### PROBLEM DESCRIPTION
Your task is to print the material below exactly as presented.

### INPUT RECORDS
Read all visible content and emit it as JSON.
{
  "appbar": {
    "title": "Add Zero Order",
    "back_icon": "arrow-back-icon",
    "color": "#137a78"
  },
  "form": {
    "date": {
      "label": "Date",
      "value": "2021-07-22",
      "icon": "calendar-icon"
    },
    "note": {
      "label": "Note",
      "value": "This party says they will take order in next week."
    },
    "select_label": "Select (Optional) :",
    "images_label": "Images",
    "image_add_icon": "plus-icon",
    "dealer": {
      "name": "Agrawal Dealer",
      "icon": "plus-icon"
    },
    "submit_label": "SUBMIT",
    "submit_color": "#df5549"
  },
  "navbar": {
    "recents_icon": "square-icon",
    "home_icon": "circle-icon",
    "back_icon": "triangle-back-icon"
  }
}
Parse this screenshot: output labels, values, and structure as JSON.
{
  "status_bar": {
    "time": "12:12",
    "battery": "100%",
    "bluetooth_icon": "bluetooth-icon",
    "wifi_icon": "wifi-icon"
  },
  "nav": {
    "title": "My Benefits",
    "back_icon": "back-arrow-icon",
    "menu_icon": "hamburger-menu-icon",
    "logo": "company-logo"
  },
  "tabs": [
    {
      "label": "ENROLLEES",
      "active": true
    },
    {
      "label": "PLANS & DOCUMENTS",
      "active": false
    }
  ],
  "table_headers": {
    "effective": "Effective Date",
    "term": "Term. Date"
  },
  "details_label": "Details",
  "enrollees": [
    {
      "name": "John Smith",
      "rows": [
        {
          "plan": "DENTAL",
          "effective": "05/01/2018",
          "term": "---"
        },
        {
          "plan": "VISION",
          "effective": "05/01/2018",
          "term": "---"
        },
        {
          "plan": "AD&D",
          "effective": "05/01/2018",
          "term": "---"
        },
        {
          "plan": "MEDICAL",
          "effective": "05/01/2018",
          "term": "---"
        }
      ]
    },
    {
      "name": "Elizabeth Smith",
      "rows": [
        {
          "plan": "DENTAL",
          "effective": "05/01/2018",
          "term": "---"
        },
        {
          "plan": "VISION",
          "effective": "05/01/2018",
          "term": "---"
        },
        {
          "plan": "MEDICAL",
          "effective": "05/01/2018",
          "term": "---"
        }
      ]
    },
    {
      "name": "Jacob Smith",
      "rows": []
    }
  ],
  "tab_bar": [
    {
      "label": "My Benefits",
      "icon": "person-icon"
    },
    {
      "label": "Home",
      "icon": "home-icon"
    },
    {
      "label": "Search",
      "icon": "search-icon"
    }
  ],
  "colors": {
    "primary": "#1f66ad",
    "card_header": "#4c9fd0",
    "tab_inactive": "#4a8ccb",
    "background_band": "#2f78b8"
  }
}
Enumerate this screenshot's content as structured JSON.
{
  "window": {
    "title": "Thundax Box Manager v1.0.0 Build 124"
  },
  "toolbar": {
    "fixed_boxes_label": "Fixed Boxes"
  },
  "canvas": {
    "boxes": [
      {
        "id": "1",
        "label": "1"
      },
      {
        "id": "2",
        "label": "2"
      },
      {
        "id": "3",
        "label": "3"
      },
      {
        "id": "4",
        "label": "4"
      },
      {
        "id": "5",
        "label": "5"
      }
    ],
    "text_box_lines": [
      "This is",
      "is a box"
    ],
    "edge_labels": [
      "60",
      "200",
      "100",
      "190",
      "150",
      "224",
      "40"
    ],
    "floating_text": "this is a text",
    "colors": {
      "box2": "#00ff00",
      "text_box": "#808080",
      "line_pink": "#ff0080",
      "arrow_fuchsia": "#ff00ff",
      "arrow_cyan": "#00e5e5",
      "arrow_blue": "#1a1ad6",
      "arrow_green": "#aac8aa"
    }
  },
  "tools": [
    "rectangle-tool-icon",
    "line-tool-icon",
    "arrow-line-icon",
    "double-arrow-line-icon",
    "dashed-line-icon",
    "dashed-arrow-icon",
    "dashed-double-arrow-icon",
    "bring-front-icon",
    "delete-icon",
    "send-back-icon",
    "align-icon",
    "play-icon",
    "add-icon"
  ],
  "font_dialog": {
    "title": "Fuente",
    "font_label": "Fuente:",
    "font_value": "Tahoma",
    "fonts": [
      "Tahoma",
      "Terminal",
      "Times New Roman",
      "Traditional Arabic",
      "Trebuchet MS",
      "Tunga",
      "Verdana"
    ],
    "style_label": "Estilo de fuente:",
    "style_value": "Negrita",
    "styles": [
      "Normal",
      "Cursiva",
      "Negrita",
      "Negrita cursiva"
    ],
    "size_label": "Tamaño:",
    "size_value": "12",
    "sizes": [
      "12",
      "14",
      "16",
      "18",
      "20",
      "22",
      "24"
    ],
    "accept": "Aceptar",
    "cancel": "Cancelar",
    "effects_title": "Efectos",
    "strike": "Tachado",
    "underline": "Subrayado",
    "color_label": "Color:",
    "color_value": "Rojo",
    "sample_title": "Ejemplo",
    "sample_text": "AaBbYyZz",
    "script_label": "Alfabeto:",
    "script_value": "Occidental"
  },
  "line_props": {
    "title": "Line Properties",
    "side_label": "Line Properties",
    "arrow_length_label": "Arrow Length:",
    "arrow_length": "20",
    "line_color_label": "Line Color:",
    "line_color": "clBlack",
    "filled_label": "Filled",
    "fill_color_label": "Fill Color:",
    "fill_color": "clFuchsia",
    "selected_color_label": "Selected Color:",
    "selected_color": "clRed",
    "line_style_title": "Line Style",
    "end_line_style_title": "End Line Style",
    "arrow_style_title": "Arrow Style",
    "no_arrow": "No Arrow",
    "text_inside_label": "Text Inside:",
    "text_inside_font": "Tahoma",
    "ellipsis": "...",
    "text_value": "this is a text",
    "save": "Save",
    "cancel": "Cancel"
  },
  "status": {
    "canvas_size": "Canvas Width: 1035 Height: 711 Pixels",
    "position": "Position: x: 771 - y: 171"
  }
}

### ANSWER TO THIS EXERCISE
Read all visible content and emit it as JSON.
{
  "appbar": {
    "title": "Add Zero Order",
    "back_icon": "arrow-back-icon",
    "color": "#137a78"
  },
  "form": {
    "date": {
      "label": "Date",
      "value": "2021-07-22",
      "icon": "calendar-icon"
    },
    "note": {
      "label": "Note",
      "value": "This party says they will take order in next week."
    },
    "select_label": "Select (Optional) :",
    "images_label": "Images",
    "image_add_icon": "plus-icon",
    "dealer": {
      "name": "Agrawal Dealer",
      "icon": "plus-icon"
    },
    "submit_label": "SUBMIT",
    "submit_color": "#df5549"
  },
  "navbar": {
    "recents_icon": "square-icon",
    "home_icon": "circle-icon",
    "back_icon": "triangle-back-icon"
  }
}
Parse this screenshot: output labels, values, and structure as JSON.
{
  "status_bar": {
    "time": "12:12",
    "battery": "100%",
    "bluetooth_icon": "bluetooth-icon",
    "wifi_icon": "wifi-icon"
  },
  "nav": {
    "title": "My Benefits",
    "back_icon": "back-arrow-icon",
    "menu_icon": "hamburger-menu-icon",
    "logo": "company-logo"
  },
  "tabs": [
    {
      "label": "ENROLLEES",
      "active": true
    },
    {
      "label": "PLANS & DOCUMENTS",
      "active": false
    }
  ],
  "table_headers": {
    "effective": "Effective Date",
    "term": "Term. Date"
  },
  "details_label": "Details",
  "enrollees": [
    {
      "name": "John Smith",
      "rows": [
        {
          "plan": "DENTAL",
          "effective": "05/01/2018",
          "term": "---"
        },
        {
          "plan": "VISION",
          "effective": "05/01/2018",
          "term": "---"
        },
        {
          "plan": "AD&D",
          "effective": "05/01/2018",
          "term": "---"
        },
        {
          "plan": "MEDICAL",
          "effective": "05/01/2018",
          "term": "---"
        }
      ]
    },
    {
      "name": "Elizabeth Smith",
      "rows": [
        {
          "plan": "DENTAL",
          "effective": "05/01/2018",
          "term": "---"
        },
        {
          "plan": "VISION",
          "effective": "05/01/2018",
          "term": "---"
        },
        {
          "plan": "MEDICAL",
          "effective": "05/01/2018",
          "term": "---"
        }
      ]
    },
    {
      "name": "Jacob Smith",
      "rows": []
    }
  ],
  "tab_bar": [
    {
      "label": "My Benefits",
      "icon": "person-icon"
    },
    {
      "label": "Home",
      "icon": "home-icon"
    },
    {
      "label": "Search",
      "icon": "search-icon"
    }
  ],
  "colors": {
    "primary": "#1f66ad",
    "card_header": "#4c9fd0",
    "tab_inactive": "#4a8ccb",
    "background_band": "#2f78b8"
  }
}
Enumerate this screenshot's content as structured JSON.
{
  "window": {
    "title": "Thundax Box Manager v1.0.0 Build 124"
  },
  "toolbar": {
    "fixed_boxes_label": "Fixed Boxes"
  },
  "canvas": {
    "boxes": [
      {
        "id": "1",
        "label": "1"
      },
      {
        "id": "2",
        "label": "2"
      },
      {
        "id": "3",
        "label": "3"
      },
      {
        "id": "4",
        "label": "4"
      },
      {
        "id": "5",
        "label": "5"
      }
    ],
    "text_box_lines": [
      "This is",
      "is a box"
    ],
    "edge_labels": [
      "60",
      "200",
      "100",
      "190",
      "150",
      "224",
      "40"
    ],
    "floating_text": "this is a text",
    "colors": {
      "box2": "#00ff00",
      "text_box": "#808080",
      "line_pink": "#ff0080",
      "arrow_fuchsia": "#ff00ff",
      "arrow_cyan": "#00e5e5",
      "arrow_blue": "#1a1ad6",
      "arrow_green": "#aac8aa"
    }
  },
  "tools": [
    "rectangle-tool-icon",
    "line-tool-icon",
    "arrow-line-icon",
    "double-arrow-line-icon",
    "dashed-line-icon",
    "dashed-arrow-icon",
    "dashed-double-arrow-icon",
    "bring-front-icon",
    "delete-icon",
    "send-back-icon",
    "align-icon",
    "play-icon",
    "add-icon"
  ],
  "font_dialog": {
    "title": "Fuente",
    "font_label": "Fuente:",
    "font_value": "Tahoma",
    "fonts": [
      "Tahoma",
      "Terminal",
      "Times New Roman",
      "Traditional Arabic",
      "Trebuchet MS",
      "Tunga",
      "Verdana"
    ],
    "style_label": "Estilo de fuente:",
    "style_value": "Negrita",
    "styles": [
      "Normal",
      "Cursiva",
      "Negrita",
      "Negrita cursiva"
    ],
    "size_label": "Tamaño:",
    "size_value": "12",
    "sizes": [
      "12",
      "14",
      "16",
      "18",
      "20",
      "22",
      "24"
    ],
    "accept": "Aceptar",
    "cancel": "Cancelar",
    "effects_title": "Efectos",
    "strike": "Tachado",
    "underline": "Subrayado",
    "color_label": "Color:",
    "color_value": "Rojo",
    "sample_title": "Ejemplo",
    "sample_text": "AaBbYyZz",
    "script_label": "Alfabeto:",
    "script_value": "Occidental"
  },
  "line_props": {
    "title": "Line Properties",
    "side_label": "Line Properties",
    "arrow_length_label": "Arrow Length:",
    "arrow_length": "20",
    "line_color_label": "Line Color:",
    "line_color": "clBlack",
    "filled_label": "Filled",
    "fill_color_label": "Fill Color:",
    "fill_color": "clFuchsia",
    "selected_color_label": "Selected Color:",
    "selected_color": "clRed",
    "line_style_title": "Line Style",
    "end_line_style_title": "End Line Style",
    "arrow_style_title": "Arrow Style",
    "no_arrow": "No Arrow",
    "text_inside_label": "Text Inside:",
    "text_inside_font": "Tahoma",
    "ellipsis": "...",
    "text_value": "this is a text",
    "save": "Save",
    "cancel": "Cancel"
  },
  "status": {
    "canvas_size": "Canvas Width: 1035 Height: 711 Pixels",
    "position": "Position: x: 771 - y: 171"
  }
}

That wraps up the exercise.